• **Your goal**
The entries below should be output exactly as written.
[Start of Entries]
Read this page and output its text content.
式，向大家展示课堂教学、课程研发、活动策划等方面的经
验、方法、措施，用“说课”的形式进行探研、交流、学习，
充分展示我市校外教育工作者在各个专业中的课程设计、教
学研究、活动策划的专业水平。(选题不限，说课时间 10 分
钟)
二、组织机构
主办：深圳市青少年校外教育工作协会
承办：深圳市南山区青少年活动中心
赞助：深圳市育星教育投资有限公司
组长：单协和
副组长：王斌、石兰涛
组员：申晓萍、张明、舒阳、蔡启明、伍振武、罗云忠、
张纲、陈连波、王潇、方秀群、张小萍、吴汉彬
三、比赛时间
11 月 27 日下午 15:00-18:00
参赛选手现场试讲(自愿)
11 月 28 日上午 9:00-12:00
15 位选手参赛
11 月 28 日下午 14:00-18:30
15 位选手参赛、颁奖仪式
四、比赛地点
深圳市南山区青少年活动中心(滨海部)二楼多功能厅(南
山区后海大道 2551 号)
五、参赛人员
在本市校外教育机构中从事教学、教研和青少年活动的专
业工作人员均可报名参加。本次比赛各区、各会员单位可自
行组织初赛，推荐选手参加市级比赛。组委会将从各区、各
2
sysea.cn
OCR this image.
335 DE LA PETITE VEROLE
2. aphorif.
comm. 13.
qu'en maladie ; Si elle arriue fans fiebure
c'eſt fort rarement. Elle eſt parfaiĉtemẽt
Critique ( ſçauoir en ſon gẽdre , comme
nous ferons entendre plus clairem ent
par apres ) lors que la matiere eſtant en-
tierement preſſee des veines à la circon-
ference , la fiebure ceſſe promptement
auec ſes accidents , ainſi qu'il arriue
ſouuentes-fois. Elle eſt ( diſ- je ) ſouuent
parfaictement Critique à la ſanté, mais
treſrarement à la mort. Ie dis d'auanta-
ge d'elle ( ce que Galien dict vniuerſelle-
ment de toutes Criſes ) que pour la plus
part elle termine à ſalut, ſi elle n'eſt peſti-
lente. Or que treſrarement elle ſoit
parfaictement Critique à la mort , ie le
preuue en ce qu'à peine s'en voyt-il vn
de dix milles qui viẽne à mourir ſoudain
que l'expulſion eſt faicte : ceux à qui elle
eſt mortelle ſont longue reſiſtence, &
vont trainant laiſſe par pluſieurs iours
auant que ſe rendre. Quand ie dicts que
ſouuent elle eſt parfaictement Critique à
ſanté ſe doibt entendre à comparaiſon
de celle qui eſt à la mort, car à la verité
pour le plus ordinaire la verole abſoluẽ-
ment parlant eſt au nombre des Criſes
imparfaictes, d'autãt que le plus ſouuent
[End of Entries]
• **The reply**
Read this page and output its text content.
式，向大家展示课堂教学、课程研发、活动策划等方面的经
验、方法、措施，用“说课”的形式进行探研、交流、学习，
充分展示我市校外教育工作者在各个专业中的课程设计、教
学研究、活动策划的专业水平。(选题不限，说课时间 10 分
钟)
二、组织机构
主办：深圳市青少年校外教育工作协会
承办：深圳市南山区青少年活动中心
赞助：深圳市育星教育投资有限公司
组长：单协和
副组长：王斌、石兰涛
组员：申晓萍、张明、舒阳、蔡启明、伍振武、罗云忠、
张纲、陈连波、王潇、方秀群、张小萍、吴汉彬
三、比赛时间
11 月 27 日下午 15:00-18:00
参赛选手现场试讲(自愿)
11 月 28 日上午 9:00-12:00
15 位选手参赛
11 月 28 日下午 14:00-18:30
15 位选手参赛、颁奖仪式
四、比赛地点
深圳市南山区青少年活动中心(滨海部)二楼多功能厅(南
山区后海大道 2551 号)
五、参赛人员
在本市校外教育机构中从事教学、教研和青少年活动的专
业工作人员均可报名参加。本次比赛各区、各会员单位可自
行组织初赛，推荐选手参加市级比赛。组委会将从各区、各
2
sysea.cn
OCR this image.
335 DE LA PETITE VEROLE
2. aphorif.
comm. 13.
qu'en maladie ; Si elle arriue fans fiebure
c'eſt fort rarement. Elle eſt parfaiĉtemẽt
Critique ( ſçauoir en ſon gẽdre , comme
nous ferons entendre plus clairem ent
par apres ) lors que la matiere eſtant en-
tierement preſſee des veines à la circon-
ference , la fiebure ceſſe promptement
auec ſes accidents , ainſi qu'il arriue
ſouuentes-fois. Elle eſt ( diſ- je ) ſouuent
parfaictement Critique à la ſanté, mais
treſrarement à la mort. Ie dis d'auanta-
ge d'elle ( ce que Galien dict vniuerſelle-
ment de toutes Criſes ) que pour la plus
part elle termine à ſalut, ſi elle n'eſt peſti-
lente. Or que treſrarement elle ſoit
parfaictement Critique à la mort , ie le
preuue en ce qu'à peine s'en voyt-il vn
de dix milles qui viẽne à mourir ſoudain
que l'expulſion eſt faicte : ceux à qui elle
eſt mortelle ſont longue reſiſtence, &
vont trainant laiſſe par pluſieurs iours
auant que ſe rendre. Quand ie dicts que
ſouuent elle eſt parfaictement Critique à
ſanté ſe doibt entendre à comparaiſon
de celle qui eſt à la mort, car à la verité
pour le plus ordinaire la verole abſoluẽ-
ment parlant eſt au nombre des Criſes
imparfaictes, d'autãt que le plus ſouuent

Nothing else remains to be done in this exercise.